Output every entry exactly as written, skipping any pictures.
━━━━━━━━━━
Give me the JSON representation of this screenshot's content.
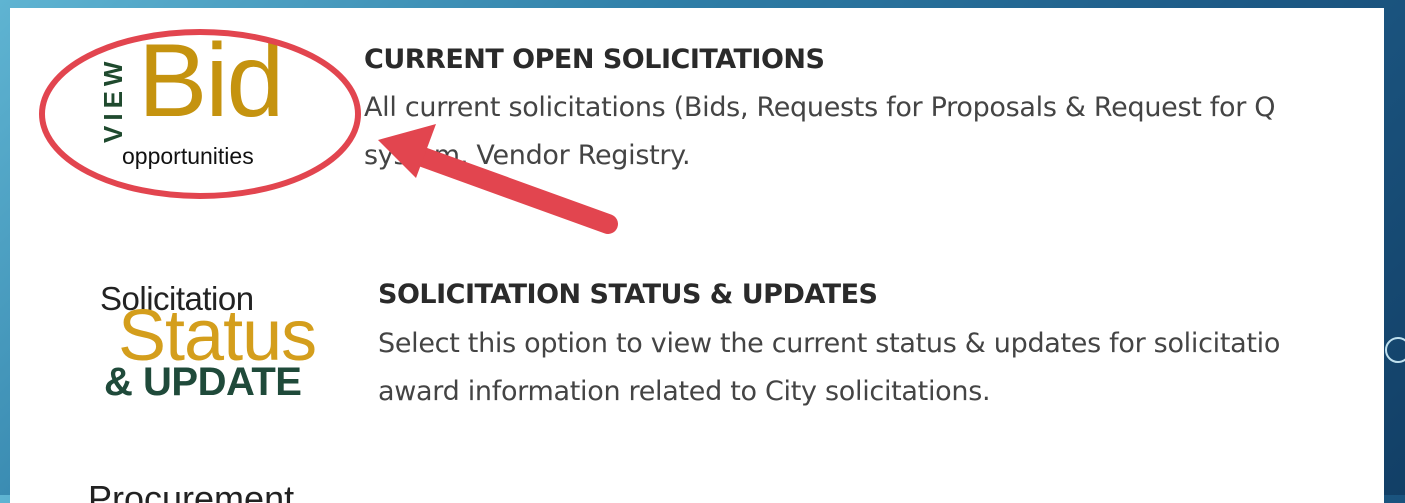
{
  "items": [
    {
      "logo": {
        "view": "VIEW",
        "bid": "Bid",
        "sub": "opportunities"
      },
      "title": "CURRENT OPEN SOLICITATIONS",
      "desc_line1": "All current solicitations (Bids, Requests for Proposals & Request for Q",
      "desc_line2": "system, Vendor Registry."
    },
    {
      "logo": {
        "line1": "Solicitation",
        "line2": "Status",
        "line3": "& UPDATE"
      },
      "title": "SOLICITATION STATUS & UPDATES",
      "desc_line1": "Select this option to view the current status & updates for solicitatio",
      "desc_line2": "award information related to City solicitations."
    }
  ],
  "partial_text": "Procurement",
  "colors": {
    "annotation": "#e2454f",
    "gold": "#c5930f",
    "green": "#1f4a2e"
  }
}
━━━━━━━━━━
• THE REPLY:
Give me the JSON representation of this screenshot's content.
{
  "items": [
    {
      "logo": {
        "view": "VIEW",
        "bid": "Bid",
        "sub": "opportunities"
      },
      "title": "CURRENT OPEN SOLICITATIONS",
      "desc_line1": "All current solicitations (Bids, Requests for Proposals & Request for Q",
      "desc_line2": "system, Vendor Registry."
    },
    {
      "logo": {
        "line1": "Solicitation",
        "line2": "Status",
        "line3": "& UPDATE"
      },
      "title": "SOLICITATION STATUS & UPDATES",
      "desc_line1": "Select this option to view the current status & updates for solicitatio",
      "desc_line2": "award information related to City solicitations."
    }
  ],
  "partial_text": "Procurement",
  "colors": {
    "annotation": "#e2454f",
    "gold": "#c5930f",
    "green": "#1f4a2e"
  }
}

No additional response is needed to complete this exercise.